++++ The input ++++

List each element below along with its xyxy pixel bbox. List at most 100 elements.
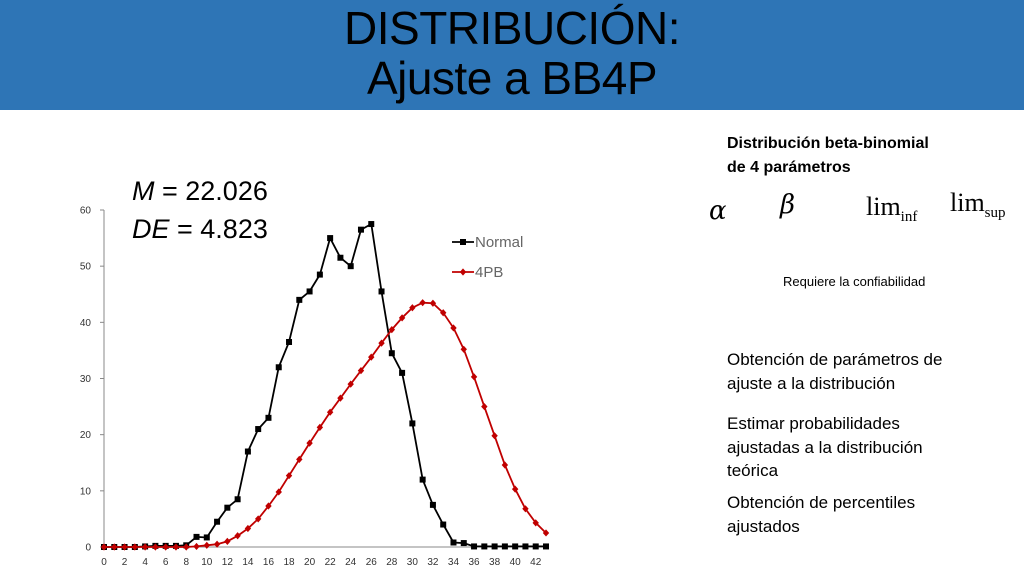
data-point-4pb (470, 373, 478, 381)
sd-value: = 4.823 (169, 214, 268, 244)
lim-inf-text: lim (866, 192, 901, 221)
side-heading-line1: Distribución beta-binomial (727, 135, 929, 152)
data-point-normal (399, 369, 406, 376)
data-point-normal (543, 543, 549, 550)
data-point-normal (306, 288, 313, 295)
data-point-normal (203, 534, 210, 541)
data-point-4pb (429, 299, 437, 307)
data-point-4pb (183, 543, 190, 551)
item2-line2: ajustadas a la distribución (727, 438, 923, 457)
data-point-4pb (460, 345, 467, 353)
data-point-normal (357, 226, 364, 233)
y-tick-label: 10 (80, 486, 92, 497)
data-point-normal (460, 540, 467, 547)
sd-stat: DE = 4.823 (132, 214, 268, 245)
data-point-normal (409, 420, 416, 427)
data-point-normal (512, 543, 519, 550)
y-tick-label: 50 (80, 262, 92, 273)
data-point-4pb (296, 455, 303, 463)
y-tick-label: 60 (80, 206, 92, 217)
data-point-4pb (337, 394, 344, 402)
data-point-normal (327, 235, 334, 242)
data-point-normal (265, 414, 272, 421)
x-tick-label: 10 (201, 557, 213, 568)
alpha-symbol: α (709, 196, 727, 226)
item1-line1: Obtención de parámetros de (727, 350, 943, 369)
lim-sup-text: lim (950, 188, 985, 217)
x-tick-label: 8 (183, 557, 189, 568)
x-tick-label: 28 (386, 557, 398, 568)
item1-line2: ajuste a la distribución (727, 374, 896, 393)
data-point-4pb (357, 367, 365, 375)
item3-line2: ajustados (727, 517, 800, 536)
data-point-4pb (450, 324, 457, 332)
data-point-4pb (203, 541, 210, 549)
data-point-4pb (172, 543, 180, 551)
data-point-4pb (275, 488, 282, 496)
data-point-4pb (388, 326, 396, 334)
data-point-4pb (265, 502, 272, 510)
x-tick-label: 0 (101, 557, 107, 568)
data-point-normal (296, 296, 303, 303)
data-point-normal (388, 350, 395, 357)
data-point-4pb (398, 314, 406, 322)
sd-label: DE (132, 214, 170, 244)
data-point-4pb (316, 423, 324, 431)
data-point-normal (522, 543, 529, 550)
side-heading-line2: de 4 parámetros (727, 159, 851, 176)
data-point-normal (481, 543, 488, 550)
data-point-normal (214, 518, 221, 525)
data-point-4pb (111, 543, 118, 551)
data-point-4pb (285, 472, 293, 480)
data-point-normal (193, 533, 200, 540)
x-tick-label: 36 (468, 557, 480, 568)
data-point-4pb (244, 524, 252, 533)
y-tick-label: 20 (80, 430, 92, 441)
series-line-4pb (104, 301, 547, 548)
lim-sup-subscript: sup (984, 205, 1006, 222)
data-point-normal (419, 476, 426, 483)
data-point-normal (501, 543, 508, 550)
x-tick-label: 40 (510, 557, 522, 568)
y-tick-label: 30 (80, 374, 92, 385)
data-point-4pb (224, 537, 231, 545)
x-tick-label: 38 (489, 557, 501, 568)
legend-label-normal: Normal (475, 234, 523, 251)
data-point-4pb (162, 543, 169, 551)
x-tick-label: 20 (304, 557, 316, 568)
data-point-normal (532, 543, 539, 550)
data-point-4pb (254, 515, 262, 523)
x-tick-label: 32 (427, 557, 439, 568)
lim-inf-symbol: liminf (866, 192, 917, 226)
data-point-normal (255, 426, 262, 433)
data-point-normal (491, 543, 498, 550)
x-tick-label: 6 (163, 557, 169, 568)
data-point-normal (337, 254, 344, 261)
x-tick-label: 24 (345, 557, 357, 568)
data-point-4pb (542, 529, 550, 537)
data-point-normal (286, 338, 293, 345)
lim-inf-subscript: inf (900, 209, 918, 226)
beta-symbol: β (780, 190, 796, 220)
data-point-normal (429, 501, 436, 508)
data-point-4pb (234, 532, 241, 540)
data-point-4pb (213, 540, 221, 548)
data-point-4pb (511, 485, 519, 493)
data-point-4pb (306, 439, 313, 447)
data-point-4pb (368, 353, 375, 361)
slide-subtitle: Ajuste a BB4P (366, 52, 658, 104)
legend-marker-normal (460, 239, 466, 245)
x-tick-label: 30 (407, 557, 419, 568)
data-point-normal (224, 504, 231, 511)
data-point-4pb (152, 543, 159, 551)
data-point-normal (450, 539, 457, 546)
data-point-4pb (326, 408, 334, 416)
y-tick-label: 0 (85, 543, 91, 554)
item2-line3: teórica (727, 461, 779, 480)
item3-line1: Obtención de percentiles (727, 493, 916, 512)
x-tick-label: 22 (325, 557, 337, 568)
legend-label-4pb: 4PB (475, 264, 503, 281)
x-tick-label: 14 (242, 557, 254, 568)
data-point-4pb (131, 543, 139, 551)
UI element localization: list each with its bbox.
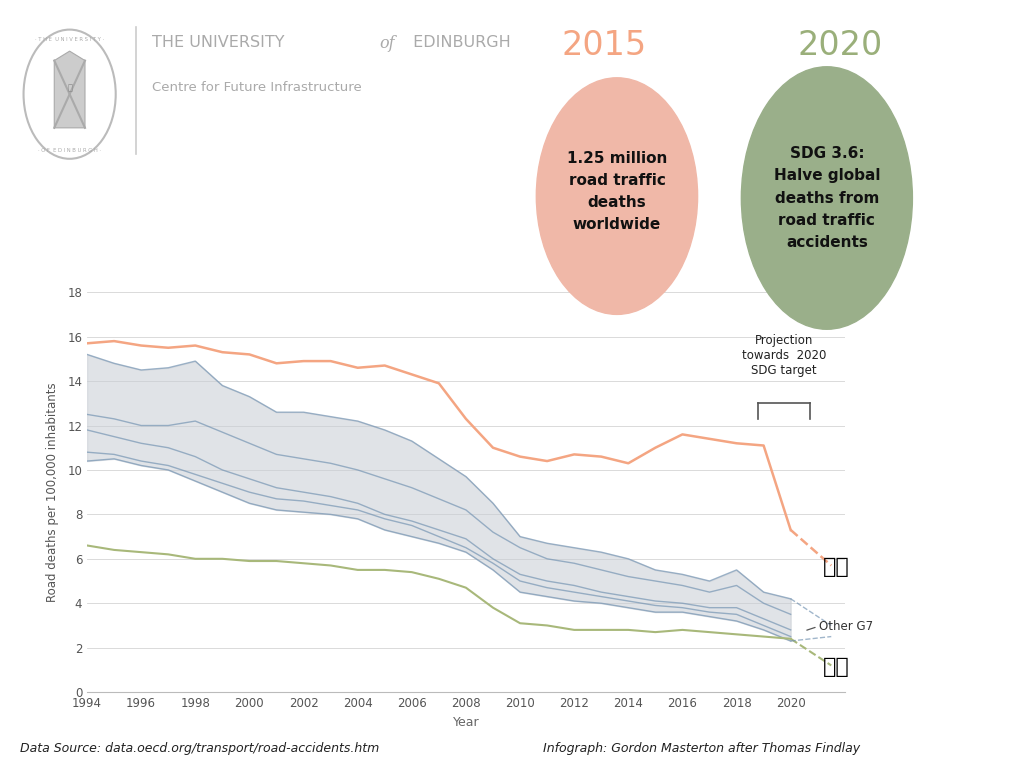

++++

**The task:**
Copy every item above word for word, leaving out the pictures.

**Written answer:**
List each element below along with its xyxy pixel bbox. List at most 100 elements.
data-point-4pb (470, 373, 478, 381)
sd-value: = 4.823 (169, 214, 268, 244)
lim-inf-text: lim (866, 192, 901, 221)
side-heading-line1: Distribución beta-binomial (727, 135, 929, 152)
data-point-normal (399, 369, 406, 376)
data-point-normal (543, 543, 549, 550)
data-point-normal (306, 288, 313, 295)
data-point-normal (203, 534, 210, 541)
data-point-4pb (429, 299, 437, 307)
data-point-4pb (183, 543, 190, 551)
item2-line2: ajustadas a la distribución (727, 438, 923, 457)
data-point-4pb (460, 345, 467, 353)
data-point-normal (357, 226, 364, 233)
y-tick-label: 10 (80, 486, 92, 497)
data-point-normal (460, 540, 467, 547)
sd-stat: DE = 4.823 (132, 214, 268, 245)
data-point-normal (409, 420, 416, 427)
data-point-normal (512, 543, 519, 550)
y-tick-label: 50 (80, 262, 92, 273)
data-point-4pb (296, 455, 303, 463)
y-tick-label: 60 (80, 206, 92, 217)
data-point-4pb (337, 394, 344, 402)
data-point-normal (327, 235, 334, 242)
data-point-normal (265, 414, 272, 421)
x-tick-label: 10 (201, 557, 213, 568)
alpha-symbol: α (709, 196, 727, 226)
item1-line1: Obtención de parámetros de (727, 350, 943, 369)
lim-sup-text: lim (950, 188, 985, 217)
x-tick-label: 8 (183, 557, 189, 568)
x-tick-label: 28 (386, 557, 398, 568)
item1-line2: ajuste a la distribución (727, 374, 896, 393)
data-point-4pb (357, 367, 365, 375)
item3-line2: ajustados (727, 517, 800, 536)
data-point-4pb (450, 324, 457, 332)
data-point-4pb (203, 541, 210, 549)
data-point-4pb (172, 543, 180, 551)
data-point-4pb (275, 488, 282, 496)
data-point-4pb (388, 326, 396, 334)
data-point-4pb (265, 502, 272, 510)
x-tick-label: 0 (101, 557, 107, 568)
data-point-normal (296, 296, 303, 303)
data-point-normal (388, 350, 395, 357)
data-point-4pb (398, 314, 406, 322)
sd-label: DE (132, 214, 170, 244)
data-point-4pb (316, 423, 324, 431)
data-point-normal (522, 543, 529, 550)
side-heading-line2: de 4 parámetros (727, 159, 851, 176)
data-point-normal (481, 543, 488, 550)
data-point-normal (214, 518, 221, 525)
data-point-4pb (111, 543, 118, 551)
data-point-4pb (285, 472, 293, 480)
data-point-normal (193, 533, 200, 540)
x-tick-label: 36 (468, 557, 480, 568)
data-point-4pb (244, 524, 252, 533)
y-tick-label: 20 (80, 430, 92, 441)
series-line-4pb (104, 301, 547, 548)
lim-sup-subscript: sup (984, 205, 1006, 222)
data-point-normal (419, 476, 426, 483)
data-point-normal (501, 543, 508, 550)
x-tick-label: 40 (510, 557, 522, 568)
y-tick-label: 30 (80, 374, 92, 385)
data-point-4pb (224, 537, 231, 545)
x-tick-label: 38 (489, 557, 501, 568)
legend-label-normal: Normal (475, 234, 523, 251)
data-point-4pb (162, 543, 169, 551)
x-tick-label: 20 (304, 557, 316, 568)
data-point-normal (532, 543, 539, 550)
data-point-4pb (254, 515, 262, 523)
x-tick-label: 32 (427, 557, 439, 568)
lim-inf-symbol: liminf (866, 192, 917, 226)
data-point-normal (255, 426, 262, 433)
data-point-normal (491, 543, 498, 550)
x-tick-label: 6 (163, 557, 169, 568)
data-point-normal (337, 254, 344, 261)
x-tick-label: 24 (345, 557, 357, 568)
data-point-4pb (542, 529, 550, 537)
data-point-normal (286, 338, 293, 345)
lim-inf-subscript: inf (900, 209, 918, 226)
beta-symbol: β (780, 190, 796, 220)
data-point-normal (429, 501, 436, 508)
data-point-4pb (234, 532, 241, 540)
data-point-4pb (213, 540, 221, 548)
data-point-4pb (511, 485, 519, 493)
data-point-4pb (306, 439, 313, 447)
data-point-4pb (368, 353, 375, 361)
slide-subtitle: Ajuste a BB4P (366, 52, 658, 104)
legend-marker-normal (460, 239, 466, 245)
x-tick-label: 30 (407, 557, 419, 568)
data-point-normal (224, 504, 231, 511)
data-point-4pb (152, 543, 159, 551)
data-point-normal (450, 539, 457, 546)
data-point-4pb (326, 408, 334, 416)
y-tick-label: 0 (85, 543, 91, 554)
item2-line3: teórica (727, 461, 779, 480)
item3-line1: Obtención de percentiles (727, 493, 916, 512)
x-tick-label: 22 (325, 557, 337, 568)
legend-label-4pb: 4PB (475, 264, 503, 281)
x-tick-label: 14 (242, 557, 254, 568)
data-point-4pb (131, 543, 139, 551)
UI element localization: list each with its bbox.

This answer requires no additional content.